RECORDS FOR THIS TASK:
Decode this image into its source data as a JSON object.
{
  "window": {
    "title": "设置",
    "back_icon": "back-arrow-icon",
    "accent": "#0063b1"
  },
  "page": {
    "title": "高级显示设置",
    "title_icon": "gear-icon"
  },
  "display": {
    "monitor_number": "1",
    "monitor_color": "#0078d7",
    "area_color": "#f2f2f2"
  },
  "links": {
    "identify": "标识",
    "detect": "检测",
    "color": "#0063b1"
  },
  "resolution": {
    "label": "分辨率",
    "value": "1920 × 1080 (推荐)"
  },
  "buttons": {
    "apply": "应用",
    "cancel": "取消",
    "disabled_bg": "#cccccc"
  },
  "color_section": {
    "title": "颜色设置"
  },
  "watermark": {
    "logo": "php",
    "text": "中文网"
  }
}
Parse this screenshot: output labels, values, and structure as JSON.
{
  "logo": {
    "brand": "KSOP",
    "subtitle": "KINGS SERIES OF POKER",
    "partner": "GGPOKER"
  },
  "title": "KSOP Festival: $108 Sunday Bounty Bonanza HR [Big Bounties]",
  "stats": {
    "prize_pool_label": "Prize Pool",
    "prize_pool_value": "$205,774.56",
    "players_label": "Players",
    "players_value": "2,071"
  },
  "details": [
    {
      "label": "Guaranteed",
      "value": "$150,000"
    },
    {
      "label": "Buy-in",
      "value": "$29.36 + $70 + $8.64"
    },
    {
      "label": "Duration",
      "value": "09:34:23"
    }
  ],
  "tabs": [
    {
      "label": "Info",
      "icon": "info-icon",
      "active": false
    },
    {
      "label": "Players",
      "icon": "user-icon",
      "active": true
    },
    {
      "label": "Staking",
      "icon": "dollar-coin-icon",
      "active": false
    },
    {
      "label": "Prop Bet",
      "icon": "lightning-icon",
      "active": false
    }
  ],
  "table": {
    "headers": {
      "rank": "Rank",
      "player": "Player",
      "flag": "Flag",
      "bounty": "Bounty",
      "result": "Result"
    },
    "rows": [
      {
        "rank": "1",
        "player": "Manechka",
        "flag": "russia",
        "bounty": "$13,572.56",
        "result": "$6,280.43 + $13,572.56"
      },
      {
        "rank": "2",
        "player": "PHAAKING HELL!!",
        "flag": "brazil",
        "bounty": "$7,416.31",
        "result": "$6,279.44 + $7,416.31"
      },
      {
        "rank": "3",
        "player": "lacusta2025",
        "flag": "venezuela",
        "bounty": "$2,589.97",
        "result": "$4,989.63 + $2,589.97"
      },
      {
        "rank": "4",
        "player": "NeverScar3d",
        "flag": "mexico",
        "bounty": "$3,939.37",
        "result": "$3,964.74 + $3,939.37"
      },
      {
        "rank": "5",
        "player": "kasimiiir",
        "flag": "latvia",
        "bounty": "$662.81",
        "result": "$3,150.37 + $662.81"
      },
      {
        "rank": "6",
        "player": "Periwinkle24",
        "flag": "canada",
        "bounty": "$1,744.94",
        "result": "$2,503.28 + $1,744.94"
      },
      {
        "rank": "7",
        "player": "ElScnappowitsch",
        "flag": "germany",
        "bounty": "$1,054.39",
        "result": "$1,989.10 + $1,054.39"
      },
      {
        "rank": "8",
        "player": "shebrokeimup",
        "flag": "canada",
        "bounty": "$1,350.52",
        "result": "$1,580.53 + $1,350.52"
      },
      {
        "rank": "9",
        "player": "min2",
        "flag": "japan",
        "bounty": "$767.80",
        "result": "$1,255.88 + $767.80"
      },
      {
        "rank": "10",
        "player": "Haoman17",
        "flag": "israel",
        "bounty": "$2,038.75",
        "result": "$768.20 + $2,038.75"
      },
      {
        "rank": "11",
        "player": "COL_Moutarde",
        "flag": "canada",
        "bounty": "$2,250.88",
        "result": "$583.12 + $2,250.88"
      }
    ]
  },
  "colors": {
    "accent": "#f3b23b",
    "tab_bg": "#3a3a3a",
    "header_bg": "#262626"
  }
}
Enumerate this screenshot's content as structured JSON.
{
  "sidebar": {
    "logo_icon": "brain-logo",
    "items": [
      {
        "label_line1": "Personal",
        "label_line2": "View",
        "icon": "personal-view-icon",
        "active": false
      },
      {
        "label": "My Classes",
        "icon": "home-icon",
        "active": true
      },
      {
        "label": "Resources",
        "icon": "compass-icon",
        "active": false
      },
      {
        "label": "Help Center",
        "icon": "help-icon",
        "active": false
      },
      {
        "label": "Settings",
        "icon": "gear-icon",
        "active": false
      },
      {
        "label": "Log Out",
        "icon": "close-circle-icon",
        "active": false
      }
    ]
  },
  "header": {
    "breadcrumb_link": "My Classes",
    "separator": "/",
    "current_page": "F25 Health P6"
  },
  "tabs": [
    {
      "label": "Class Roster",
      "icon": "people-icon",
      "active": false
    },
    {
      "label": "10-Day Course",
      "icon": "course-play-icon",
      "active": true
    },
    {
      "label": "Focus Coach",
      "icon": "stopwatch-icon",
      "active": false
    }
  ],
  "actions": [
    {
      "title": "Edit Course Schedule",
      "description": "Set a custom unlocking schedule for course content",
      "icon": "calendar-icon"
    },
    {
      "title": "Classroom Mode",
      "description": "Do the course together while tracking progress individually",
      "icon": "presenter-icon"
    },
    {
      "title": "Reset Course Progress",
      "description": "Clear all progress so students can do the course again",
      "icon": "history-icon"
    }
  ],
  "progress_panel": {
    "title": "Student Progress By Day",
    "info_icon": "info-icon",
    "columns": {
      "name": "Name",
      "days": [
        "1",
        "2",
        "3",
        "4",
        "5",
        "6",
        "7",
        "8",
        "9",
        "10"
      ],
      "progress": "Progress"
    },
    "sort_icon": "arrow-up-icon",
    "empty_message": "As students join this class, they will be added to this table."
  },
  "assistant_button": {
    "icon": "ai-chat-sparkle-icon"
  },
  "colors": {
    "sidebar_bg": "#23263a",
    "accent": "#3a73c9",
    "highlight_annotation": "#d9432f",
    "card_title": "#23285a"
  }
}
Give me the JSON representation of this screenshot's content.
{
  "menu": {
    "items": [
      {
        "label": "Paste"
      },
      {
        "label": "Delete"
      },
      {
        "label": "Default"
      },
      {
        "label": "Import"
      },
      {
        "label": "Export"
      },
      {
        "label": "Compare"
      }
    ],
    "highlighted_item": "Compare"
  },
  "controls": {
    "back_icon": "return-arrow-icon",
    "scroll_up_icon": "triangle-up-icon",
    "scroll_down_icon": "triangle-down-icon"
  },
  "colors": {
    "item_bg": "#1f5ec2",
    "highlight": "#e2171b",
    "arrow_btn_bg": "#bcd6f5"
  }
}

GIVEN EXERCISE:
Give back, unchanged, every line from the one with "Give me the" to the end of the entries above.

FINAL RESULT:
Give me the JSON representation of this screenshot's content.
{
  "menu": {
    "items": [
      {
        "label": "Paste"
      },
      {
        "label": "Delete"
      },
      {
        "label": "Default"
      },
      {
        "label": "Import"
      },
      {
        "label": "Export"
      },
      {
        "label": "Compare"
      }
    ],
    "highlighted_item": "Compare"
  },
  "controls": {
    "back_icon": "return-arrow-icon",
    "scroll_up_icon": "triangle-up-icon",
    "scroll_down_icon": "triangle-down-icon"
  },
  "colors": {
    "item_bg": "#1f5ec2",
    "highlight": "#e2171b",
    "arrow_btn_bg": "#bcd6f5"
  }
}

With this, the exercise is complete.